__网页原文__:

⟨

头文件: boost/heap/priority_queue.hpp
#include <boost/heap/priority_queue.hpp>
#include <iostream>
#include <string>
int main() {
// 使用 priority_queue(二叉堆)
boost::heap::priority_queue<int> pq;
// 插入元素
pq.push(5);
pq.push(3);
pq.push(8);
pq.push(1);
pq.push(4);
std::cout << "Priority queue size: " << pq.size() << "\n";
std::cout << "Top element: " << pq.top() << "\n";
// 弹出元素
while (!pq.empty()) {
std::cout << "Pop: " << pq.top() << "\n";
pq.pop();
}
// 使用自定义比较器
auto cmp = [](const std::string& a, const std::string& b) {
return a.length() < b.length(); // 按长度排序
};
boost::heap::priority_queue<std::string, boost::heap::compare<decltype(cmp)>>
strPq(cmp);
strPq.push("hello");
strPq.push("hi");
strPq.push("hey there");
strPq.push("a");
std::cout << "\nString priority queue (by length):\n";
while (!strPq.empty()) {
std::cout << "Pop: " << strPq.top() << "\n";
strPq.pop();
}
// 使用 fibonacci_heap(更好的合并性能)
boost::heap::fibonacci_heap<int> fibHeap;
fibHeap.push(10);
fibHeap.push(20);
fibHeap.push(5);
std::cout << "\nFibonacci heap top: " << fibHeap.top() << "\n";
return 0;
}需要链接的库: libboost_heap (通常为 header-only)
string_algo 字符串算法
Boost.String_algo 提供了丰富的字符串处理算法,比 STL 的字符串操作更强大。

⟩

__书面练习__: 请改写网页原文中从“boost::heap::fibonacci_heap<int> fibHeap;”到“提供了丰富的字符串处理算法,比 STL 的字符串操作更强大。”的这一段，并把其中的“fibHeap”全部替换为“fibPq”。

__数据摘录__:

⟨

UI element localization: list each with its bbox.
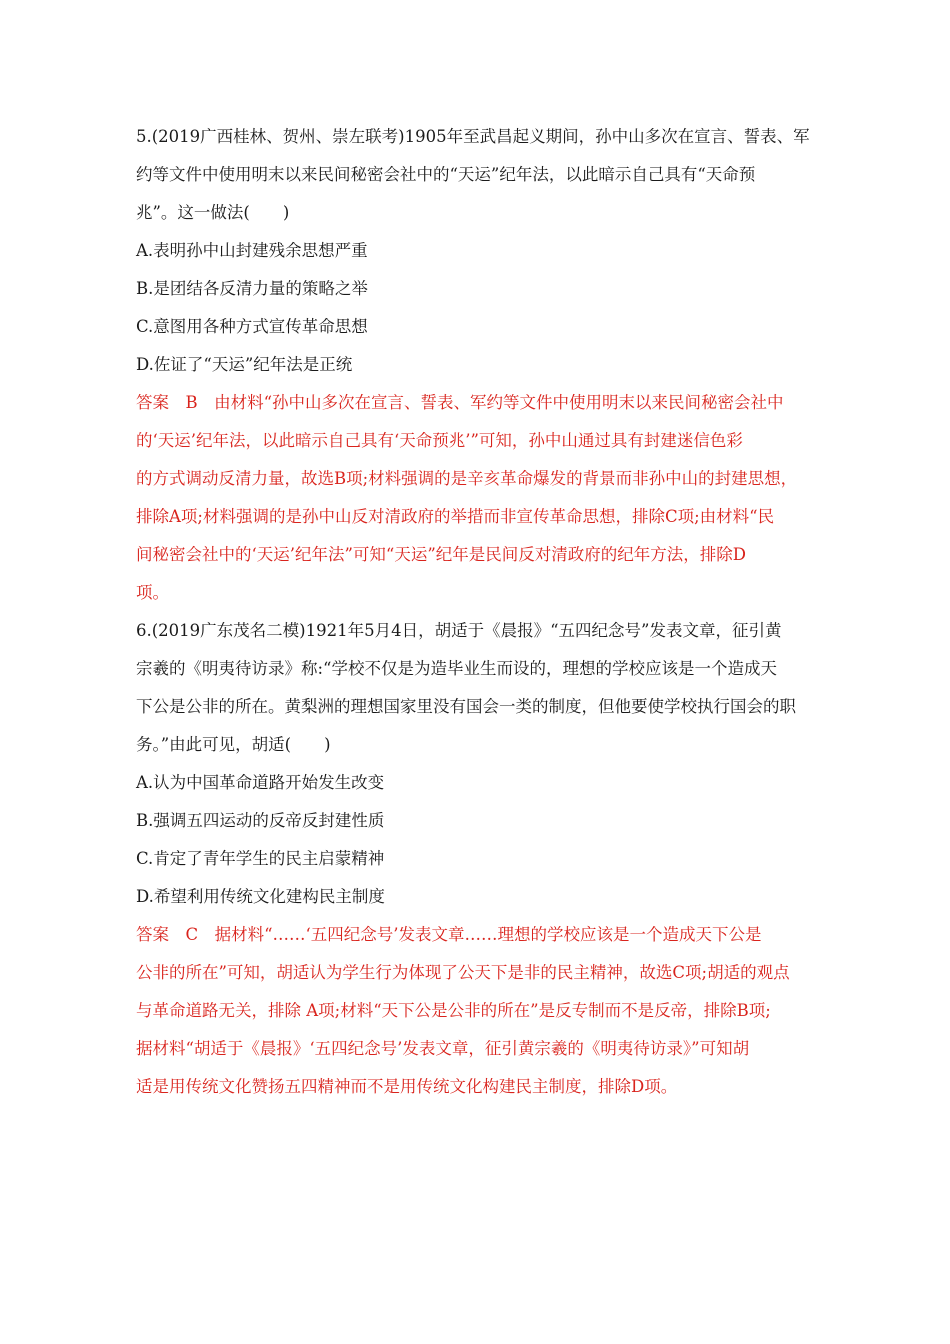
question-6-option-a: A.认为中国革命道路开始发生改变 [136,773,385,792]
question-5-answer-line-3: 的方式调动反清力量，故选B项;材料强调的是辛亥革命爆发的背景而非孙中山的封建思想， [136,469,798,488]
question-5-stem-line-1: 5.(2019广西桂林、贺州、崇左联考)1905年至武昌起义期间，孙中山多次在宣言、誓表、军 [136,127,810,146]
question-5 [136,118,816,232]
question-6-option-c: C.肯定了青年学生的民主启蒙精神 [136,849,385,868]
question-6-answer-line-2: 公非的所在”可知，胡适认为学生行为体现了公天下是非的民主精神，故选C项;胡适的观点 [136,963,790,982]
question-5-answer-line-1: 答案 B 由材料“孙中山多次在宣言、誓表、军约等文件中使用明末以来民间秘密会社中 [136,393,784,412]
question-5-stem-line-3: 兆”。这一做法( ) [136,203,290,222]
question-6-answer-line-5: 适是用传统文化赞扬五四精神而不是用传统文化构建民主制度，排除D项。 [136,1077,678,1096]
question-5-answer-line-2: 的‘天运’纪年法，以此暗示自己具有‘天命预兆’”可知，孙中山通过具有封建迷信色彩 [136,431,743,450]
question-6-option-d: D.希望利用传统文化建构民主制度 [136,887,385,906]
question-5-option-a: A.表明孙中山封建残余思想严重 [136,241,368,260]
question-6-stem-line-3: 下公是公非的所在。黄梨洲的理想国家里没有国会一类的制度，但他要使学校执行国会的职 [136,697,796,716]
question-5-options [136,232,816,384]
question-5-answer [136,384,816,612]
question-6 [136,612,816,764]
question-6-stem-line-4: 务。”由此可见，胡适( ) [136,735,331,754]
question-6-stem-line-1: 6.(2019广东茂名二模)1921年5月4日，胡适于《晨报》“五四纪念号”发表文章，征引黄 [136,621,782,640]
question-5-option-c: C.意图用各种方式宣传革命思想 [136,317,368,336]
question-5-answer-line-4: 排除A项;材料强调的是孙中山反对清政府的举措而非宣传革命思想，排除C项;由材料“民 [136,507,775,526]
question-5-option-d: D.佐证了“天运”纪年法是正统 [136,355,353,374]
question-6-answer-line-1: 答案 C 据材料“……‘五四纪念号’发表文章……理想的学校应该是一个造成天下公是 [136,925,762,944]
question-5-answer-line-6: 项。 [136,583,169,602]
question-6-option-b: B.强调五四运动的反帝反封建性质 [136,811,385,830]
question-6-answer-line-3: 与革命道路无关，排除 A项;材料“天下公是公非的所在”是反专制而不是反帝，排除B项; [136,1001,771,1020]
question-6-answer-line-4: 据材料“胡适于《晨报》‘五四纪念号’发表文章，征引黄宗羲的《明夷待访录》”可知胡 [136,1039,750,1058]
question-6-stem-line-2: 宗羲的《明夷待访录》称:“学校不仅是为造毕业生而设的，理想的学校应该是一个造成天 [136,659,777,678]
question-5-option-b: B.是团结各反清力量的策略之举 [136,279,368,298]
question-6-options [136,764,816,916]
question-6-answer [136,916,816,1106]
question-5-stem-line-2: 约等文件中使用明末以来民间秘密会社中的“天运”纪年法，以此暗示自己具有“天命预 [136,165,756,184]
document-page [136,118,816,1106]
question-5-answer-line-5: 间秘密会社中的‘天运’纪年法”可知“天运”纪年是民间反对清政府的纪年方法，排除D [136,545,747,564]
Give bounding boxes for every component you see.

⟩

__完整答案__:
boost::heap::fibonacci_heap<int> fibPq;
fibPq.push(10);
fibPq.push(20);
fibPq.push(5);
std::cout << "\nFibonacci heap top: " << fibPq.top() << "\n";
return 0;
}需要链接的库: libboost_heap (通常为 header-only)
string_algo 字符串算法
Boost.String_algo 提供了丰富的字符串处理算法,比 STL 的字符串操作更强大。